Documents fournis:
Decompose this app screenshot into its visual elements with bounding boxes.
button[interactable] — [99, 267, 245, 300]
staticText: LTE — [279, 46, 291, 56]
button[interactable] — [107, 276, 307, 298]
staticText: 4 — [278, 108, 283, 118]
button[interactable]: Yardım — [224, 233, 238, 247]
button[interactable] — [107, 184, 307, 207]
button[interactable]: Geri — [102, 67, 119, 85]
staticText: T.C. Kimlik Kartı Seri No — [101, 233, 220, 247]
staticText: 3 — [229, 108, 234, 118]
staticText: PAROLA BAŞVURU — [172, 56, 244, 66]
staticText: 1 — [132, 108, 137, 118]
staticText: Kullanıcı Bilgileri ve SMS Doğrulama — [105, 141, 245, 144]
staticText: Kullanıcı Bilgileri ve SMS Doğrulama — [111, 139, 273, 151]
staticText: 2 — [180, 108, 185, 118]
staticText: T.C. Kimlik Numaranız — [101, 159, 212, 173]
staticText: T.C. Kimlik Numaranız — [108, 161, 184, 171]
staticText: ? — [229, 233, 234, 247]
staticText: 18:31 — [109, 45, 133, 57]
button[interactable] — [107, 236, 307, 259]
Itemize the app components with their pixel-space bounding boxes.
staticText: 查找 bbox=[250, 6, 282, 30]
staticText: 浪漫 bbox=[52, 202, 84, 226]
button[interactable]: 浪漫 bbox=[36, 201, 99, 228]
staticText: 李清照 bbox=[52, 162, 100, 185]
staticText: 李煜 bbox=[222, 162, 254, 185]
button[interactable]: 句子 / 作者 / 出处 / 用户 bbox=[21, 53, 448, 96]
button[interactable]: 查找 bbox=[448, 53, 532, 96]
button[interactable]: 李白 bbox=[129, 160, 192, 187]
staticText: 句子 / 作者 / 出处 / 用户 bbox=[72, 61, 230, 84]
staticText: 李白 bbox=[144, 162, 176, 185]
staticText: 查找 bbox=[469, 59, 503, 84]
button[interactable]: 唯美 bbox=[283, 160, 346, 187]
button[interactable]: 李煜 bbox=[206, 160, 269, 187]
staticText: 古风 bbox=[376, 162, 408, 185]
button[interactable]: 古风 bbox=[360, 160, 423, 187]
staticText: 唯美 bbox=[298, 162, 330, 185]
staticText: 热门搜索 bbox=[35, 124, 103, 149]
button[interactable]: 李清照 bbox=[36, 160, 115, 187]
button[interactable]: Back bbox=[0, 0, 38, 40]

Consigne: Transforme toutes les entrées ci-dessus en un tableau Markdown à deux colonnes, « N° » pour le numéro de rang et « Entrée » pour son texte, sans les lignes vides.

Corrigé:
| N° | Entrée |
|---|---|
| 1 | Decompose this app screenshot into its visual elements with bounding boxes. |
| 2 | button[interactable] — [99, 267, 245, 300] |
| 3 | staticText: LTE — [279, 46, 291, 56] |
| 4 | button[interactable] — [107, 276, 307, 298] |
| 5 | staticText: 4 — [278, 108, 283, 118] |
| 6 | button[interactable]: Yardım — [224, 233, 238, 247] |
| 7 | button[interactable] — [107, 184, 307, 207] |
| 8 | button[interactable]: Geri — [102, 67, 119, 85] |
| 9 | staticText: T.C. Kimlik Kartı Seri No — [101, 233, 220, 247] |
| 10 | staticText: 3 — [229, 108, 234, 118] |
| 11 | staticText: PAROLA BAŞVURU — [172, 56, 244, 66] |
| 12 | staticText: 1 — [132, 108, 137, 118] |
| 13 | staticText: Kullanıcı Bilgileri ve SMS Doğrulama — [105, 141, 245, 144] |
| 14 | staticText: Kullanıcı Bilgileri ve SMS Doğrulama — [111, 139, 273, 151] |
| 15 | staticText: 2 — [180, 108, 185, 118] |
| 16 | staticText: T.C. Kimlik Numaranız — [101, 159, 212, 173] |
| 17 | staticText: T.C. Kimlik Numaranız — [108, 161, 184, 171] |
| 18 | staticText: ? — [229, 233, 234, 247] |
| 19 | staticText: 18:31 — [109, 45, 133, 57] |
| 20 | button[interactable] — [107, 236, 307, 259] |
| 21 | Itemize the app components with their pixel-space bounding boxes. |
| 22 | staticText: 查找 bbox=[250, 6, 282, 30] |
| 23 | staticText: 浪漫 bbox=[52, 202, 84, 226] |
| 24 | button[interactable]: 浪漫 bbox=[36, 201, 99, 228] |
| 25 | staticText: 李清照 bbox=[52, 162, 100, 185] |
| 26 | staticText: 李煜 bbox=[222, 162, 254, 185] |
| 27 | button[interactable]: 句子 / 作者 / 出处 / 用户 bbox=[21, 53, 448, 96] |
| 28 | button[interactable]: 查找 bbox=[448, 53, 532, 96] |
| 29 | button[interactable]: 李白 bbox=[129, 160, 192, 187] |
| 30 | staticText: 句子 / 作者 / 出处 / 用户 bbox=[72, 61, 230, 84] |
| 31 | staticText: 李白 bbox=[144, 162, 176, 185] |
| 32 | staticText: 查找 bbox=[469, 59, 503, 84] |
| 33 | button[interactable]: 唯美 bbox=[283, 160, 346, 187] |
| 34 | button[interactable]: 李煜 bbox=[206, 160, 269, 187] |
| 35 | staticText: 古风 bbox=[376, 162, 408, 185] |
| 36 | button[interactable]: 古风 bbox=[360, 160, 423, 187] |
| 37 | staticText: 唯美 bbox=[298, 162, 330, 185] |
| 38 | staticText: 热门搜索 bbox=[35, 124, 103, 149] |
| 39 | button[interactable]: 李清照 bbox=[36, 160, 115, 187] |
| 40 | button[interactable]: Back bbox=[0, 0, 38, 40] |